*Your objective*
Copy each line in the data that includes the word "JSON".
Begin
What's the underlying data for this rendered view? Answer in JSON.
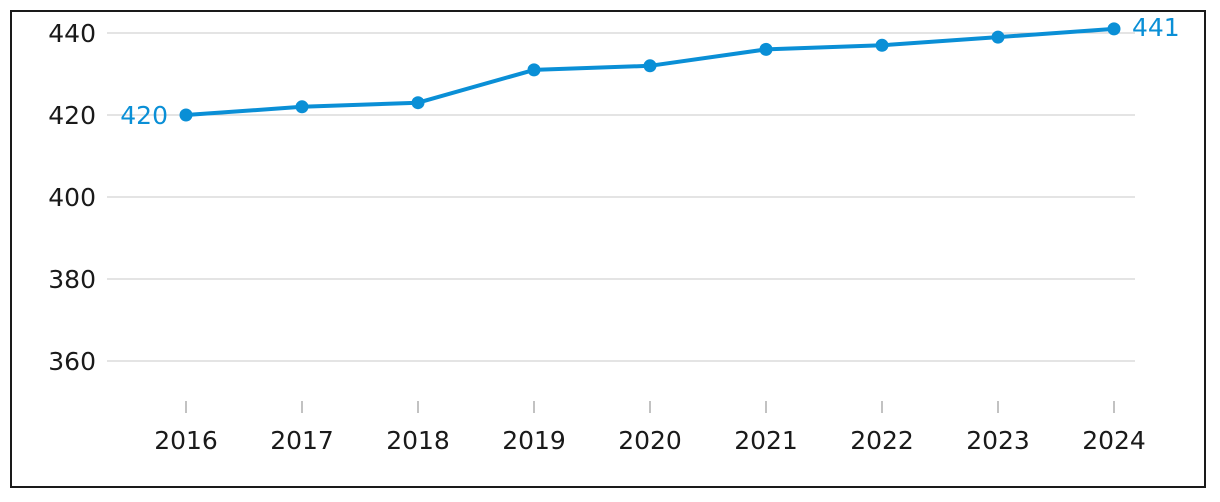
{
  "chart_data": {
    "type": "line",
    "title": "",
    "xlabel": "",
    "ylabel": "",
    "x": [
      "2016",
      "2017",
      "2018",
      "2019",
      "2020",
      "2021",
      "2022",
      "2023",
      "2024"
    ],
    "series": [
      {
        "values": [
          420,
          422,
          423,
          431,
          432,
          436,
          437,
          439,
          441
        ],
        "color": "#0a8fd6"
      }
    ],
    "ylim": [
      350,
      445
    ],
    "yticks": [
      360,
      380,
      400,
      420,
      440
    ],
    "ytick_labels": [
      "360",
      "380",
      "400",
      "420",
      "440"
    ],
    "grid": true,
    "legend": "none",
    "data_labels": {
      "first": "420",
      "last": "441"
    }
  }
}
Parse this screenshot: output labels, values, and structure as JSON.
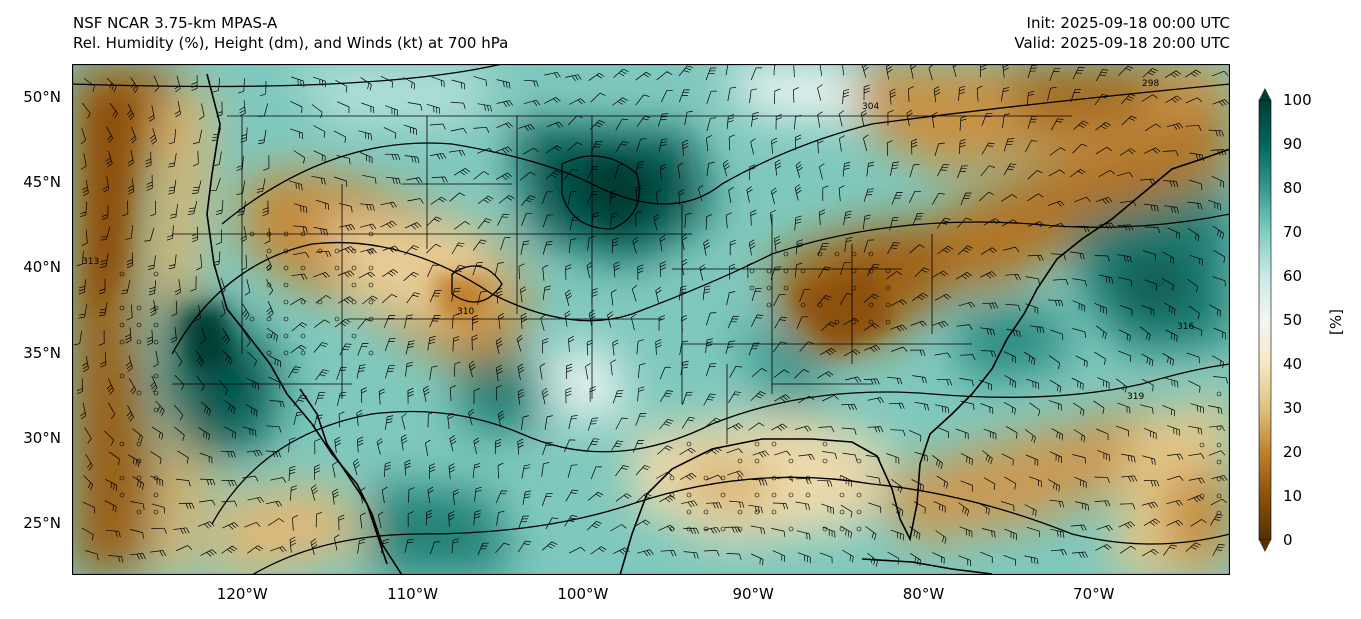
{
  "header": {
    "title_line1": "NSF NCAR 3.75-km MPAS-A",
    "title_line2": "Rel. Humidity (%), Height (dm), and Winds (kt) at 700 hPa",
    "init": "Init: 2025-09-18 00:00 UTC",
    "valid": "Valid: 2025-09-18 20:00 UTC"
  },
  "map": {
    "projection": "PlateCarree",
    "lon_range": [
      -130,
      -62
    ],
    "lat_range": [
      22,
      52
    ],
    "lat_ticks": [
      {
        "value": 50,
        "label": "50°N"
      },
      {
        "value": 45,
        "label": "45°N"
      },
      {
        "value": 40,
        "label": "40°N"
      },
      {
        "value": 35,
        "label": "35°N"
      },
      {
        "value": 30,
        "label": "30°N"
      },
      {
        "value": 25,
        "label": "25°N"
      }
    ],
    "lon_ticks": [
      {
        "value": -120,
        "label": "120°W"
      },
      {
        "value": -110,
        "label": "110°W"
      },
      {
        "value": -100,
        "label": "100°W"
      },
      {
        "value": -90,
        "label": "90°W"
      },
      {
        "value": -80,
        "label": "80°W"
      },
      {
        "value": -70,
        "label": "70°W"
      }
    ],
    "contour_labels": [
      "310",
      "313",
      "316",
      "319",
      "298",
      "304"
    ]
  },
  "colorbar": {
    "ticks": [
      "100",
      "90",
      "80",
      "70",
      "60",
      "50",
      "40",
      "30",
      "20",
      "10",
      "0"
    ],
    "unit_label": "[%]",
    "colors": [
      "#543005",
      "#8c510a",
      "#bf812d",
      "#dfc27d",
      "#f6e8c3",
      "#f5f5f5",
      "#c7eae5",
      "#80cdc1",
      "#35978f",
      "#01665e",
      "#003c30"
    ]
  }
}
End
*Solution to this exercise*
What's the underlying data for this rendered view? Answer in JSON.
Parse this screenshot: output labels, values, and structure as JSON.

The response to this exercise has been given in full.